- [Exercise]: Reading through the lines below, count those that include the string "rights"; the answer is that number and nothing else.

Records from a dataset
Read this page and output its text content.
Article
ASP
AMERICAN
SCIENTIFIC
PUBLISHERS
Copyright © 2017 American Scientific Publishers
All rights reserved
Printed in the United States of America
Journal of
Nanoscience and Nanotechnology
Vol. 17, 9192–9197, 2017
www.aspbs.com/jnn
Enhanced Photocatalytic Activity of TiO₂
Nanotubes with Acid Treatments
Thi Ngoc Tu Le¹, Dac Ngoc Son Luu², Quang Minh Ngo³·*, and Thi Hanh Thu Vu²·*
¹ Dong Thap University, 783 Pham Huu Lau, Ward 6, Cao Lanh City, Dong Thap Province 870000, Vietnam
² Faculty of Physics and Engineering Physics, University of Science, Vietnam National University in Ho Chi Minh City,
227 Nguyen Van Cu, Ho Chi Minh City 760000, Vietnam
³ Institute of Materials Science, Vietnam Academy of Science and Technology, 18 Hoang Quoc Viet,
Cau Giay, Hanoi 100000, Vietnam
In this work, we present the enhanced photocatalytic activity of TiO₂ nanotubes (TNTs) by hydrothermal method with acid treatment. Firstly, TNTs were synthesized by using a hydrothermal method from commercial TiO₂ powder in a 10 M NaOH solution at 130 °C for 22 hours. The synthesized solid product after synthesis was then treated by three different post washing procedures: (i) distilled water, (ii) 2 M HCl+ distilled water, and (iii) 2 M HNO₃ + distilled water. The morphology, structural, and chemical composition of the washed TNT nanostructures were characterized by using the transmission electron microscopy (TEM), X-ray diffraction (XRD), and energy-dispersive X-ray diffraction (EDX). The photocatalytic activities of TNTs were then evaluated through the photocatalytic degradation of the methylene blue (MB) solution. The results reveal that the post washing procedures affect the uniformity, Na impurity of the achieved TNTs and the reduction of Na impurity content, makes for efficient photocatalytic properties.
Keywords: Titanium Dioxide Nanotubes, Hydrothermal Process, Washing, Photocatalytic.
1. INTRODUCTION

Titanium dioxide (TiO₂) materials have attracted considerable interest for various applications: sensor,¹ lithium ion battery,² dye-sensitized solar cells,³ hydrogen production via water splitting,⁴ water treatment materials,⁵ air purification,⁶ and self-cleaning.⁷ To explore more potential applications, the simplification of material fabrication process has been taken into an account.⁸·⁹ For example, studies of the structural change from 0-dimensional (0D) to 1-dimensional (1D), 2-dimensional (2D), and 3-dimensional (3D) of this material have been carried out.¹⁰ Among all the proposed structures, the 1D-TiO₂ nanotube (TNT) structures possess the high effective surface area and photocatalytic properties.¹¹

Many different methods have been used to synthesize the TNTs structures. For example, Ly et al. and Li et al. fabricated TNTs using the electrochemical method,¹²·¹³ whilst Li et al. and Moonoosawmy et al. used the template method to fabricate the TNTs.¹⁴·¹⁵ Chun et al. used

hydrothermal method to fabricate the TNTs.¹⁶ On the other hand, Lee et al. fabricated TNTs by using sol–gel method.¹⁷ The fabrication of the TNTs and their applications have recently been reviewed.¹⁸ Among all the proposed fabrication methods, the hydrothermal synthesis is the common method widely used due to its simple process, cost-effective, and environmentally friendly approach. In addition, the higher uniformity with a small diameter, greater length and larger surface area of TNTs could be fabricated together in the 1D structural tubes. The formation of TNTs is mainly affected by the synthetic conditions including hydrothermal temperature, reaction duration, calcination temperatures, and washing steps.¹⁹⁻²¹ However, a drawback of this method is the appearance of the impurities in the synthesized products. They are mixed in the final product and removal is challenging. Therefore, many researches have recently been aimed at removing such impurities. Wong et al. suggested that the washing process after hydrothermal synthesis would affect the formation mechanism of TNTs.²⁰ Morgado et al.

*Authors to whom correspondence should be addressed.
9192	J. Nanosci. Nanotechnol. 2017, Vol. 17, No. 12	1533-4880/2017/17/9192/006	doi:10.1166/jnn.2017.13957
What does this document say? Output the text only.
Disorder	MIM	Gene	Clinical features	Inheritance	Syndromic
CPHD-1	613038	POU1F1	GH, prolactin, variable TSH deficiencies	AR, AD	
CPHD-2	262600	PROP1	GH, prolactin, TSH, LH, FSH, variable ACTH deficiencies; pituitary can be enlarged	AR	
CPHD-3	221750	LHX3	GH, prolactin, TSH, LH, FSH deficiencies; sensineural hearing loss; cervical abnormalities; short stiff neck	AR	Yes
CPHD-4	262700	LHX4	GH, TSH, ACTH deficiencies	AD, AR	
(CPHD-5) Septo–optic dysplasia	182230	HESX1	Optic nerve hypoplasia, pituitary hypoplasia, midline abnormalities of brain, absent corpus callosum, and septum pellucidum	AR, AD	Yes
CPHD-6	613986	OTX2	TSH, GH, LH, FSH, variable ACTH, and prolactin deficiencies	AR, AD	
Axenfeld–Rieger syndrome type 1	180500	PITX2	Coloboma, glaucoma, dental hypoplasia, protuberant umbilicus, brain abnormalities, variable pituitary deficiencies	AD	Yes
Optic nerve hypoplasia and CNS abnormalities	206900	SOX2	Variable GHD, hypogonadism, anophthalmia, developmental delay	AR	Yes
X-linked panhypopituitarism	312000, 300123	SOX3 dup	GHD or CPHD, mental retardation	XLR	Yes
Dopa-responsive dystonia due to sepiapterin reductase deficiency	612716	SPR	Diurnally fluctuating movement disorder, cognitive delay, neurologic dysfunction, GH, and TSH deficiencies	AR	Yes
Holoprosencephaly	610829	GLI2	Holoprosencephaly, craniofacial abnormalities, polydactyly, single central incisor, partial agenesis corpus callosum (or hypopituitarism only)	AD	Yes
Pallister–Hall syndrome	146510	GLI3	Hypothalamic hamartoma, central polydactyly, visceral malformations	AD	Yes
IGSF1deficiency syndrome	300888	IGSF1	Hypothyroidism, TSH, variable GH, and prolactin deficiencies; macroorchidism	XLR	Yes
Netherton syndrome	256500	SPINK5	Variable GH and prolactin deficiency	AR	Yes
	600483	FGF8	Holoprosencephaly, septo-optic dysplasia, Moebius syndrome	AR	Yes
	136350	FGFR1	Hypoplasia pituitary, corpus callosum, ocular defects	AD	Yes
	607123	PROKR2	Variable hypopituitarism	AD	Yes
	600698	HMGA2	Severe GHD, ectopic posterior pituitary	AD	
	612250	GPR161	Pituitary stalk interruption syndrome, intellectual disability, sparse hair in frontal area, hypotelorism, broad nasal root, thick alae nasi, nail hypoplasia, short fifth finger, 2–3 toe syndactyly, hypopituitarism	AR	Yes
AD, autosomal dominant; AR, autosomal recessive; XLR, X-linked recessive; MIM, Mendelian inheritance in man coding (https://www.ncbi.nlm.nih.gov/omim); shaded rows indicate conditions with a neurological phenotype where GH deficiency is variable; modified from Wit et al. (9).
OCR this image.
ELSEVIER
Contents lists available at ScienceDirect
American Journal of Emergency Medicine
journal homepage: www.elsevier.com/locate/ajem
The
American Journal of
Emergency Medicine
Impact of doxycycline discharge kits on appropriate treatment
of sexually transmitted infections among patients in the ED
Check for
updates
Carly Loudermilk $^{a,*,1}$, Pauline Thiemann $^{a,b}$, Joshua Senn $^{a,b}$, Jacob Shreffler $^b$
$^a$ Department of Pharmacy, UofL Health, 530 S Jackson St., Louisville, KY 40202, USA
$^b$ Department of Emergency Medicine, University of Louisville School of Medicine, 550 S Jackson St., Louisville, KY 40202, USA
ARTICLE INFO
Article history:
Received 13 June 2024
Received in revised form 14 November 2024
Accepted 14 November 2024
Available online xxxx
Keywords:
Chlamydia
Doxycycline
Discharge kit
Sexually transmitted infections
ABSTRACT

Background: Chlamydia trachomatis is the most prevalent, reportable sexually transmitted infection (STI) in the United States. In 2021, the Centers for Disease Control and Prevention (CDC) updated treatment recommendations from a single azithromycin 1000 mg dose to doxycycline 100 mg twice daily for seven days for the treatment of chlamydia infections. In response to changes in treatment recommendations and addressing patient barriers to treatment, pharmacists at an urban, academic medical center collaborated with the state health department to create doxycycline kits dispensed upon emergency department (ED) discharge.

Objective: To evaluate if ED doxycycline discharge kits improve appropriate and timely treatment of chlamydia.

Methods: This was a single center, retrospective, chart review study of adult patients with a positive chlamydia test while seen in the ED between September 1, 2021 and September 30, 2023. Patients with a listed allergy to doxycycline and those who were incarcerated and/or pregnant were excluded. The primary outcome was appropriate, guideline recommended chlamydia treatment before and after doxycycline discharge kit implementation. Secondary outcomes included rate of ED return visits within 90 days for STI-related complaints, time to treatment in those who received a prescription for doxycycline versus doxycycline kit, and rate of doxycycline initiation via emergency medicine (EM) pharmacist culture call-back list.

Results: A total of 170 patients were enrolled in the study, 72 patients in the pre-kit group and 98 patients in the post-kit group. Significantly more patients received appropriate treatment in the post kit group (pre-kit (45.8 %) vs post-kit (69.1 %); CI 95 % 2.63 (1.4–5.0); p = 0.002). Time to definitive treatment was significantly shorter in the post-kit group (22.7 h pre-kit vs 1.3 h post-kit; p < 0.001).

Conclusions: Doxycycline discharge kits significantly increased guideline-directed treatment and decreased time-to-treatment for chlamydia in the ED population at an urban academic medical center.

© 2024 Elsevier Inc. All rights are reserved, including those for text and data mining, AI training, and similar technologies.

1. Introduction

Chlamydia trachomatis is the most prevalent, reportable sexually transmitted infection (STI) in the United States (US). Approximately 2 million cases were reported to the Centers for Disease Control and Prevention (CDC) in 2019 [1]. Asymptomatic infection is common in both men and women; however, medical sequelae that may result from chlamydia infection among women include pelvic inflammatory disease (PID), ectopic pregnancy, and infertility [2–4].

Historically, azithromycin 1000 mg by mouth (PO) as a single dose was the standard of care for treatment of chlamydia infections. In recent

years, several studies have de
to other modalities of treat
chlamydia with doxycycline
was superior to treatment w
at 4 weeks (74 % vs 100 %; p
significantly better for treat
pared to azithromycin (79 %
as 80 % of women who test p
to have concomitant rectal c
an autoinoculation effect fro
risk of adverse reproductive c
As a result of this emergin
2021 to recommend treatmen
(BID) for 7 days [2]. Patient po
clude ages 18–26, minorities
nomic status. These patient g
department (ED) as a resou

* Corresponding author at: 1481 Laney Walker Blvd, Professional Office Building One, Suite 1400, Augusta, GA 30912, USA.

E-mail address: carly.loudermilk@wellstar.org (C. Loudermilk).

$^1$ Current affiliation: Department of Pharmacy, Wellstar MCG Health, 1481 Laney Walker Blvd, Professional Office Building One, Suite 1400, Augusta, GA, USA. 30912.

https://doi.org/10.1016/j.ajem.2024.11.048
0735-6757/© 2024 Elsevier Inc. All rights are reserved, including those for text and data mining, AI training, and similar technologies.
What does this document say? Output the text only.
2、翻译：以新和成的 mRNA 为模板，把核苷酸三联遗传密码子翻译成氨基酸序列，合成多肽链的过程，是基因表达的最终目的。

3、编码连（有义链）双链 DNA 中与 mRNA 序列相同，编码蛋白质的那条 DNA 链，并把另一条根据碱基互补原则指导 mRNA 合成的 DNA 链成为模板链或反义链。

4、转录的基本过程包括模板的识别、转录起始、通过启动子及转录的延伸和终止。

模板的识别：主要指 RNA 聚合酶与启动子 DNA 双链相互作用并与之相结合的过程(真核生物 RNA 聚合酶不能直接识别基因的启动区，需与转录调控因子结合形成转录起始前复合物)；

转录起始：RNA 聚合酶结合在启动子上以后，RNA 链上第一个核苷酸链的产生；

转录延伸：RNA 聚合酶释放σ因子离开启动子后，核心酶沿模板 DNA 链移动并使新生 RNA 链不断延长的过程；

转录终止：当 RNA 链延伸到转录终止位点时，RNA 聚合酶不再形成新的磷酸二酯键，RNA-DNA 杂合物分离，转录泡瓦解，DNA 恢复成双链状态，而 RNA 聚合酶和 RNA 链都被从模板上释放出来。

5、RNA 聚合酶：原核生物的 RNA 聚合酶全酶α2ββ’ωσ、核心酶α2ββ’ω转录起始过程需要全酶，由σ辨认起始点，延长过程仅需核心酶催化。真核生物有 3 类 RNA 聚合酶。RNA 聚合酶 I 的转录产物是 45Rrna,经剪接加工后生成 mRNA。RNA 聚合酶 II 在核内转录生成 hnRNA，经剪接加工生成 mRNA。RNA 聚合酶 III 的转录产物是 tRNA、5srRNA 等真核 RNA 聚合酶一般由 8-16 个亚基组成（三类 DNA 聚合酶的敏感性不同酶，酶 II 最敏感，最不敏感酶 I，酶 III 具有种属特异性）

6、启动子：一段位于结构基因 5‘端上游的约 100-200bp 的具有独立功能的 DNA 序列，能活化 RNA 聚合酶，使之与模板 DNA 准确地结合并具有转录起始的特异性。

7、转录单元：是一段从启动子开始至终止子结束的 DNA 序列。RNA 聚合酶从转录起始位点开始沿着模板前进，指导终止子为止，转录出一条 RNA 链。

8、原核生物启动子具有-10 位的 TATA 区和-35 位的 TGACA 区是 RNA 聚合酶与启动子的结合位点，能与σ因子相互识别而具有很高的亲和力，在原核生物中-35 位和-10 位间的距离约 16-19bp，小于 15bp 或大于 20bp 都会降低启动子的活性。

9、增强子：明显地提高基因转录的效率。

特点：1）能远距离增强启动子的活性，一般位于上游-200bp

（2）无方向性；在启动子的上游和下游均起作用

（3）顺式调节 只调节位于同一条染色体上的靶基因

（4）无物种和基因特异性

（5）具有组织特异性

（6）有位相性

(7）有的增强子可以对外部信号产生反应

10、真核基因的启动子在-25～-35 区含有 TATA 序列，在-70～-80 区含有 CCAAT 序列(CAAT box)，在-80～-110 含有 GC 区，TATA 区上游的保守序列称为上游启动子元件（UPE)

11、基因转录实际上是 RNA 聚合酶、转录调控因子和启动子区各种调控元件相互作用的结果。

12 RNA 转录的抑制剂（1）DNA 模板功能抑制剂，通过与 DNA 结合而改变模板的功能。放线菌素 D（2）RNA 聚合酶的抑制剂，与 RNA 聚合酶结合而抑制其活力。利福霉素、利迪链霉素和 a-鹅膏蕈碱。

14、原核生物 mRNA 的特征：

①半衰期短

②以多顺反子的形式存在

- [Reply]: 3